Exercise material »
◆ ◆ ◆ ◆ ◆ ◆ ◆

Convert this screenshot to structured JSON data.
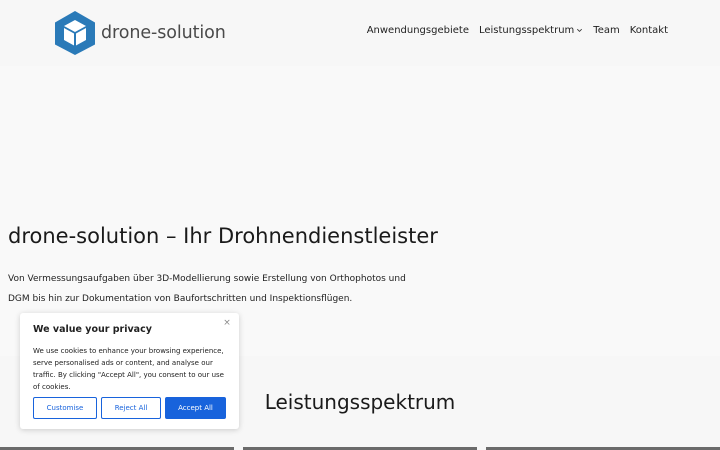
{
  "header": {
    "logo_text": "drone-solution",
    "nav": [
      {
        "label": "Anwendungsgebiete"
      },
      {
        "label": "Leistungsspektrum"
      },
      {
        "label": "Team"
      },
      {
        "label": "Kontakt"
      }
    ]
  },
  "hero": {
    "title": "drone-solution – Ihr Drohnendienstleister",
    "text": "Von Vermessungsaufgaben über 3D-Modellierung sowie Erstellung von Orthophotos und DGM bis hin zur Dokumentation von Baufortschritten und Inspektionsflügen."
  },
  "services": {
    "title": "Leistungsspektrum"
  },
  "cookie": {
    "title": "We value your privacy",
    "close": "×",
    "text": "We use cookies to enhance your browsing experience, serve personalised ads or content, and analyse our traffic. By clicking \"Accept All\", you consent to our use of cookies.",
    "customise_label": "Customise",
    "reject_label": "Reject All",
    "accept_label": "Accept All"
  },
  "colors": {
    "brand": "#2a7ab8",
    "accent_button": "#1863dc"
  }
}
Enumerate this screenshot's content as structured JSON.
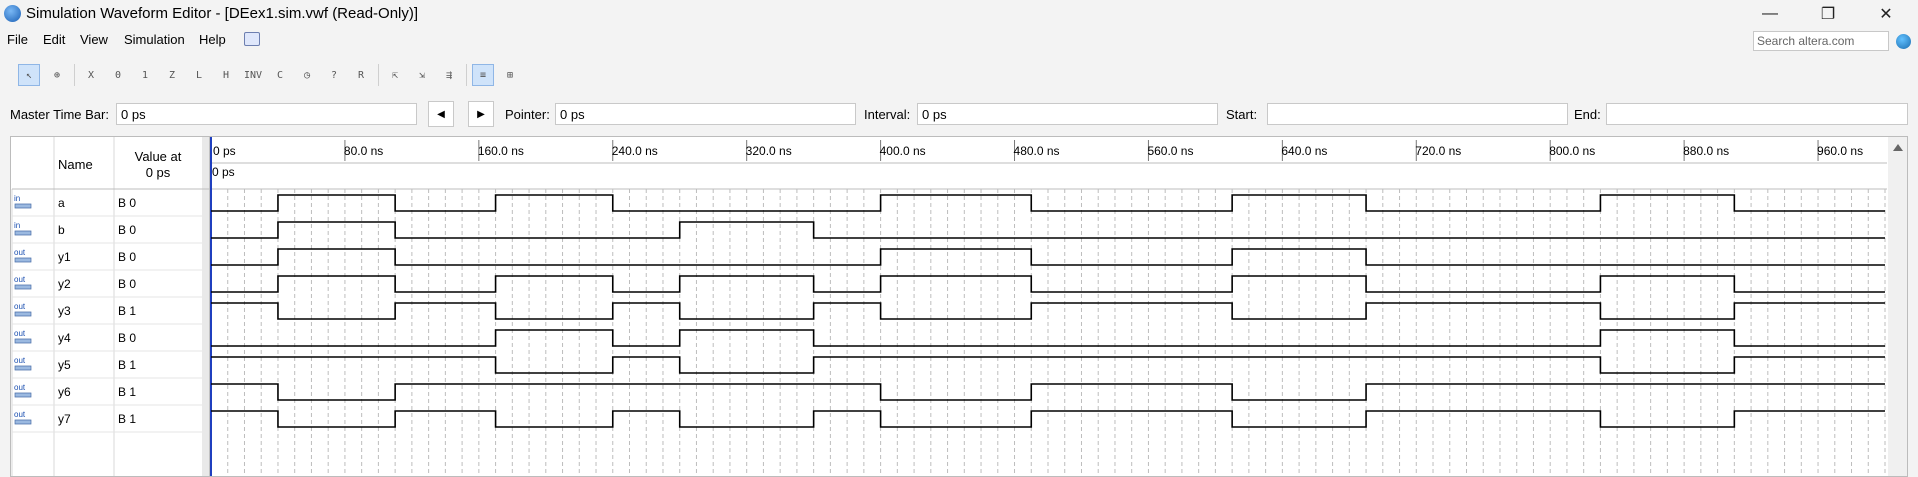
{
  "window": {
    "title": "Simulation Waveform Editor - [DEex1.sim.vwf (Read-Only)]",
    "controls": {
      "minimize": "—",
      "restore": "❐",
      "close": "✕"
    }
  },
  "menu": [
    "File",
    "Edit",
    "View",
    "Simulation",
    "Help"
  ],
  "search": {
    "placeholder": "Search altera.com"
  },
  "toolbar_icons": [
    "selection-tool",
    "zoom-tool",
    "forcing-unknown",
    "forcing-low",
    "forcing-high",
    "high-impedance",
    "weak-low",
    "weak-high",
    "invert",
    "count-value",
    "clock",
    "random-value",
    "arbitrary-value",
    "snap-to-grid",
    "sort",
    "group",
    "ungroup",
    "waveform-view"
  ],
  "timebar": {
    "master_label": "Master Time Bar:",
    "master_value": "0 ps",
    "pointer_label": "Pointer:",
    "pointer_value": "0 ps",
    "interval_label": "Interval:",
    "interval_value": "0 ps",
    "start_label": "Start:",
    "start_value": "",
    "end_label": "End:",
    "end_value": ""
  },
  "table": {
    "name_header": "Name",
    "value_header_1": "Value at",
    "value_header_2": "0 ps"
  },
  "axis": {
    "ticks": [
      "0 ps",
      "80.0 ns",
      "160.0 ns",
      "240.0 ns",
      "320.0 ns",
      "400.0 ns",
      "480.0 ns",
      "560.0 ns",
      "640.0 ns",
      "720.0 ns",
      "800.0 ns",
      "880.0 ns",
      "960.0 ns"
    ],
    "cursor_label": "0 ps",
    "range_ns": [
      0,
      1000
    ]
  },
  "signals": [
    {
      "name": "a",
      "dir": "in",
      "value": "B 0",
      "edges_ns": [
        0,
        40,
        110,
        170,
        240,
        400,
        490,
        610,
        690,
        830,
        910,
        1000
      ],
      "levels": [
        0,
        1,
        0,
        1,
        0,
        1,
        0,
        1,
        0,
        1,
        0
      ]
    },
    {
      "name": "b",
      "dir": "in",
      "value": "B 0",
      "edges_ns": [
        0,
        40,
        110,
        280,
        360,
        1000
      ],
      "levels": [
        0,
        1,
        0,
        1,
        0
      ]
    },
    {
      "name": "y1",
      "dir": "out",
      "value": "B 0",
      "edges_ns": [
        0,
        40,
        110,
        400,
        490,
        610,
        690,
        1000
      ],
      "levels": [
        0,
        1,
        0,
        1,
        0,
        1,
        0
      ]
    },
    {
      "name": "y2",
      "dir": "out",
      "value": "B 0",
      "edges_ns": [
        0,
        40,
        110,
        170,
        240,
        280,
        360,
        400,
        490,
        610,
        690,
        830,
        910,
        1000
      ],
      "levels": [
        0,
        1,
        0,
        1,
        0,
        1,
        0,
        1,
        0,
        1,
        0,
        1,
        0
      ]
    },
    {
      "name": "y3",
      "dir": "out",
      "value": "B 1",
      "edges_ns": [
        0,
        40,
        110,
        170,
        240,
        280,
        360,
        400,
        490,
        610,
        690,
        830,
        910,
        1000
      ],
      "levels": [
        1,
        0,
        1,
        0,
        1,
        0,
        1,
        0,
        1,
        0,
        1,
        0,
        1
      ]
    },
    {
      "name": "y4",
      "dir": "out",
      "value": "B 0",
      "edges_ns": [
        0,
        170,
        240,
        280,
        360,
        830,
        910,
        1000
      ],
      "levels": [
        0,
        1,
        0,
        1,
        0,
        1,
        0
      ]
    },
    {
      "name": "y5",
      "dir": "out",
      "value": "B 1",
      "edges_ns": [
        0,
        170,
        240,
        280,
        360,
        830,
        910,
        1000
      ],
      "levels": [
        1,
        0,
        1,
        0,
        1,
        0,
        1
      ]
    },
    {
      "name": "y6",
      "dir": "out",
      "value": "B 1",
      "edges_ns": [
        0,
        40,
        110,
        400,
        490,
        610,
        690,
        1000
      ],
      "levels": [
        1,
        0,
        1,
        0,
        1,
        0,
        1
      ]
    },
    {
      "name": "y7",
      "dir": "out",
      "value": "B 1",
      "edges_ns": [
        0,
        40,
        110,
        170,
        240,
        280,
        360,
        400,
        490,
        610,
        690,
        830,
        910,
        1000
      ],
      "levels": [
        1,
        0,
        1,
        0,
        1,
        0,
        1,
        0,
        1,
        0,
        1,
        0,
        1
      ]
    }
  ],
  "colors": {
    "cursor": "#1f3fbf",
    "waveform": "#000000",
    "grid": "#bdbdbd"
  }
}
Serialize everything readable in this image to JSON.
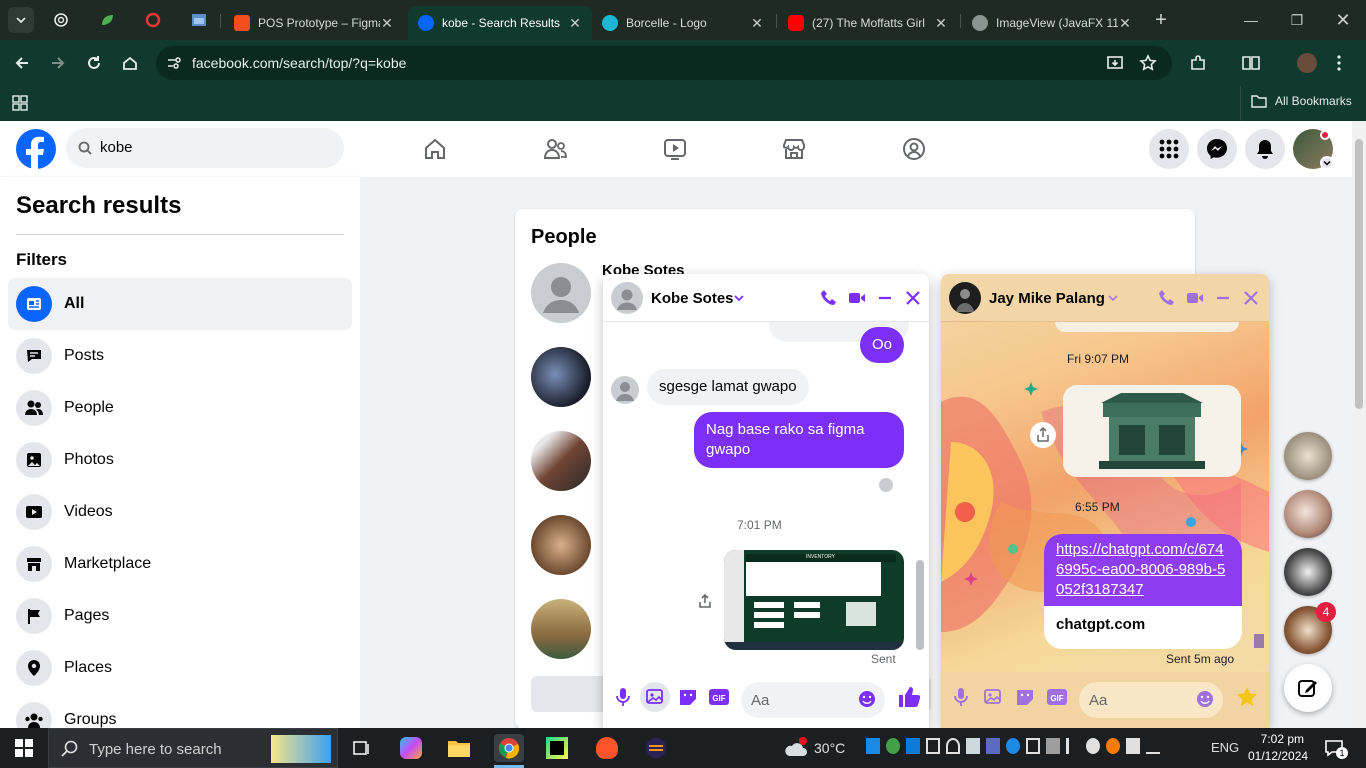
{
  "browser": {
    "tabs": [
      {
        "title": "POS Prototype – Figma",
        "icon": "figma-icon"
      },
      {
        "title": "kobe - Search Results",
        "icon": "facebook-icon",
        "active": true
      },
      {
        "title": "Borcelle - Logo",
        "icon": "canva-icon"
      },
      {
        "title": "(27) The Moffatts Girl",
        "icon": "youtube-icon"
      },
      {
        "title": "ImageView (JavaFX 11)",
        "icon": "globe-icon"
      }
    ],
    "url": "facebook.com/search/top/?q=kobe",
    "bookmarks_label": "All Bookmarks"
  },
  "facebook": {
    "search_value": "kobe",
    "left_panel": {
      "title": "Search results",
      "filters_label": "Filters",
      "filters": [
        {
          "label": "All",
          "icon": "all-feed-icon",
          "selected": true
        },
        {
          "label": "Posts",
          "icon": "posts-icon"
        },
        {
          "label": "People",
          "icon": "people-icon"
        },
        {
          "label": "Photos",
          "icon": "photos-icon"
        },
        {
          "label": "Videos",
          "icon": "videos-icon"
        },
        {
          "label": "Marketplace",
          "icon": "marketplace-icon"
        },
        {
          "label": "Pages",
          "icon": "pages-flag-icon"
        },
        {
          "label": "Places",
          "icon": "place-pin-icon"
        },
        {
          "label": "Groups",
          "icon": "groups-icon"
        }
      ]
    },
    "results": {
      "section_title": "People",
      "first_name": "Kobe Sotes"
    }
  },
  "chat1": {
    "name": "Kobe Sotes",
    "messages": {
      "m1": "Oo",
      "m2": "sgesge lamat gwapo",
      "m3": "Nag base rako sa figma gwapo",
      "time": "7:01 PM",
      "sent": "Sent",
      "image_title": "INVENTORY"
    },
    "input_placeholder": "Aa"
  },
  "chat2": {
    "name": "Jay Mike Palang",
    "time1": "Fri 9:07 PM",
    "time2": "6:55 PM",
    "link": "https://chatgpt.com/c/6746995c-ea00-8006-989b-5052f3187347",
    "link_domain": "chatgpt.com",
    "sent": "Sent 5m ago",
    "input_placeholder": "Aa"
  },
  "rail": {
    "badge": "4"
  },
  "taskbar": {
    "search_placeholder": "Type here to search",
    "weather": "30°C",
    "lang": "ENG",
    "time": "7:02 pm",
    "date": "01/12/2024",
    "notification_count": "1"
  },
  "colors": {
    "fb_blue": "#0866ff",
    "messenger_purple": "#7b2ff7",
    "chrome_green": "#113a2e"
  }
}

◆ ◆ ◆ ◆ ◆ ◆ ◆

Stated exercise »
Search the data above for the word "your", then gather each line in which it appears.

Solution to this exercise »
    "title": "We value your privacy",
    "text": "We use cookies to enhance your browsing experience, serve personalised ads or content, and analyse our traffic. By clicking \"Accept All\", you consent to our use of cookies.",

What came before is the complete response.